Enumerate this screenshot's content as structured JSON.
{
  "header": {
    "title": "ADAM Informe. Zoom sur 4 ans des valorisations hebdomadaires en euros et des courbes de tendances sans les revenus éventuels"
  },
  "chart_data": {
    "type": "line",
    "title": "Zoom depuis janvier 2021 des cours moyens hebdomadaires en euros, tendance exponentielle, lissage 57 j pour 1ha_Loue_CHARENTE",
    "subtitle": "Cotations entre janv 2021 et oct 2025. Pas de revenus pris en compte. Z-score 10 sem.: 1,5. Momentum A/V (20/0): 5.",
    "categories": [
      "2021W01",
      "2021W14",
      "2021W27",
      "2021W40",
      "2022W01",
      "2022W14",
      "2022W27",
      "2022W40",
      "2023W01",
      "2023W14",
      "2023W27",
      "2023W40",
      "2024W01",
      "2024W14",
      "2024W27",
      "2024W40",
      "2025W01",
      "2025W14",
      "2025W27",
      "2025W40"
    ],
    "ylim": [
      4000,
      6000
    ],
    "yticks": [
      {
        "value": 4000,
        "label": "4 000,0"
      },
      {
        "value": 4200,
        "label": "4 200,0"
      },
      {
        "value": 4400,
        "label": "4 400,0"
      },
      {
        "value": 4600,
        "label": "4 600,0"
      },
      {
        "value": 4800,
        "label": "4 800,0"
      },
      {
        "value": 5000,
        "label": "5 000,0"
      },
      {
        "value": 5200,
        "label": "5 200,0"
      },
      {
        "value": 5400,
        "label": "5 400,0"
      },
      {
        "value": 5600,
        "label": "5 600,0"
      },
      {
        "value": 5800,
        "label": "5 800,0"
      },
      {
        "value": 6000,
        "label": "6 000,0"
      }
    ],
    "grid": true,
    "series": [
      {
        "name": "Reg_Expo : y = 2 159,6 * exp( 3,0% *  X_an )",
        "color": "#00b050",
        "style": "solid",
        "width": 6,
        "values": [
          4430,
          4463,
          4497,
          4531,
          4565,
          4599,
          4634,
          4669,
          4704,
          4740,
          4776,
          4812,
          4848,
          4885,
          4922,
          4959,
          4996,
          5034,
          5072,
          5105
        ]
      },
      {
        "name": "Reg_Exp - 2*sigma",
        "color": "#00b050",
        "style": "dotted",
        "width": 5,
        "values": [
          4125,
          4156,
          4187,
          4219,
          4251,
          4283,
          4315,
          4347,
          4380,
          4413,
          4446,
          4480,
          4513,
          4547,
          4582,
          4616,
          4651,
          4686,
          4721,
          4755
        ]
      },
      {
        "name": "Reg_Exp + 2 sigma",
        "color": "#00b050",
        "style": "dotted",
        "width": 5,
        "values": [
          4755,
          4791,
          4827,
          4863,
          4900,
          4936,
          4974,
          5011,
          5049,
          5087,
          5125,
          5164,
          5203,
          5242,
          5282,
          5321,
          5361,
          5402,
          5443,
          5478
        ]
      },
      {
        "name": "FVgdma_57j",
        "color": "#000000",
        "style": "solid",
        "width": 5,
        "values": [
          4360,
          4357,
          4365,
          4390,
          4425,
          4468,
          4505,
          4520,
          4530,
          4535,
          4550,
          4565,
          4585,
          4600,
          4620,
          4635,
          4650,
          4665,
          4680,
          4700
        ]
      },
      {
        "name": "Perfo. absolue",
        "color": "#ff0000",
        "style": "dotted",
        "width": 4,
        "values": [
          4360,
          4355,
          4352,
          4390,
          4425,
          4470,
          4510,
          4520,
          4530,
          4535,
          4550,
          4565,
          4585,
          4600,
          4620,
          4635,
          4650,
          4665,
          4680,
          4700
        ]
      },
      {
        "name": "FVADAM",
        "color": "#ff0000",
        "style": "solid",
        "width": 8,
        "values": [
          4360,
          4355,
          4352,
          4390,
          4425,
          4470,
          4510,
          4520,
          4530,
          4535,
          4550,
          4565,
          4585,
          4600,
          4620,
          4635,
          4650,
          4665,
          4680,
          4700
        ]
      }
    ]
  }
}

Aim of the task:
Please restate the whole listing word for word.

Response below:
Enumerate this screenshot's content as structured JSON.
{
  "header": {
    "title": "ADAM Informe. Zoom sur 4 ans des valorisations hebdomadaires en euros et des courbes de tendances sans les revenus éventuels"
  },
  "chart_data": {
    "type": "line",
    "title": "Zoom depuis janvier 2021 des cours moyens hebdomadaires en euros, tendance exponentielle, lissage 57 j pour 1ha_Loue_CHARENTE",
    "subtitle": "Cotations entre janv 2021 et oct 2025. Pas de revenus pris en compte. Z-score 10 sem.: 1,5. Momentum A/V (20/0): 5.",
    "categories": [
      "2021W01",
      "2021W14",
      "2021W27",
      "2021W40",
      "2022W01",
      "2022W14",
      "2022W27",
      "2022W40",
      "2023W01",
      "2023W14",
      "2023W27",
      "2023W40",
      "2024W01",
      "2024W14",
      "2024W27",
      "2024W40",
      "2025W01",
      "2025W14",
      "2025W27",
      "2025W40"
    ],
    "ylim": [
      4000,
      6000
    ],
    "yticks": [
      {
        "value": 4000,
        "label": "4 000,0"
      },
      {
        "value": 4200,
        "label": "4 200,0"
      },
      {
        "value": 4400,
        "label": "4 400,0"
      },
      {
        "value": 4600,
        "label": "4 600,0"
      },
      {
        "value": 4800,
        "label": "4 800,0"
      },
      {
        "value": 5000,
        "label": "5 000,0"
      },
      {
        "value": 5200,
        "label": "5 200,0"
      },
      {
        "value": 5400,
        "label": "5 400,0"
      },
      {
        "value": 5600,
        "label": "5 600,0"
      },
      {
        "value": 5800,
        "label": "5 800,0"
      },
      {
        "value": 6000,
        "label": "6 000,0"
      }
    ],
    "grid": true,
    "series": [
      {
        "name": "Reg_Expo : y = 2 159,6 * exp( 3,0% *  X_an )",
        "color": "#00b050",
        "style": "solid",
        "width": 6,
        "values": [
          4430,
          4463,
          4497,
          4531,
          4565,
          4599,
          4634,
          4669,
          4704,
          4740,
          4776,
          4812,
          4848,
          4885,
          4922,
          4959,
          4996,
          5034,
          5072,
          5105
        ]
      },
      {
        "name": "Reg_Exp - 2*sigma",
        "color": "#00b050",
        "style": "dotted",
        "width": 5,
        "values": [
          4125,
          4156,
          4187,
          4219,
          4251,
          4283,
          4315,
          4347,
          4380,
          4413,
          4446,
          4480,
          4513,
          4547,
          4582,
          4616,
          4651,
          4686,
          4721,
          4755
        ]
      },
      {
        "name": "Reg_Exp + 2 sigma",
        "color": "#00b050",
        "style": "dotted",
        "width": 5,
        "values": [
          4755,
          4791,
          4827,
          4863,
          4900,
          4936,
          4974,
          5011,
          5049,
          5087,
          5125,
          5164,
          5203,
          5242,
          5282,
          5321,
          5361,
          5402,
          5443,
          5478
        ]
      },
      {
        "name": "FVgdma_57j",
        "color": "#000000",
        "style": "solid",
        "width": 5,
        "values": [
          4360,
          4357,
          4365,
          4390,
          4425,
          4468,
          4505,
          4520,
          4530,
          4535,
          4550,
          4565,
          4585,
          4600,
          4620,
          4635,
          4650,
          4665,
          4680,
          4700
        ]
      },
      {
        "name": "Perfo. absolue",
        "color": "#ff0000",
        "style": "dotted",
        "width": 4,
        "values": [
          4360,
          4355,
          4352,
          4390,
          4425,
          4470,
          4510,
          4520,
          4530,
          4535,
          4550,
          4565,
          4585,
          4600,
          4620,
          4635,
          4650,
          4665,
          4680,
          4700
        ]
      },
      {
        "name": "FVADAM",
        "color": "#ff0000",
        "style": "solid",
        "width": 8,
        "values": [
          4360,
          4355,
          4352,
          4390,
          4425,
          4470,
          4510,
          4520,
          4530,
          4535,
          4550,
          4565,
          4585,
          4600,
          4620,
          4635,
          4650,
          4665,
          4680,
          4700
        ]
      }
    ]
  }
}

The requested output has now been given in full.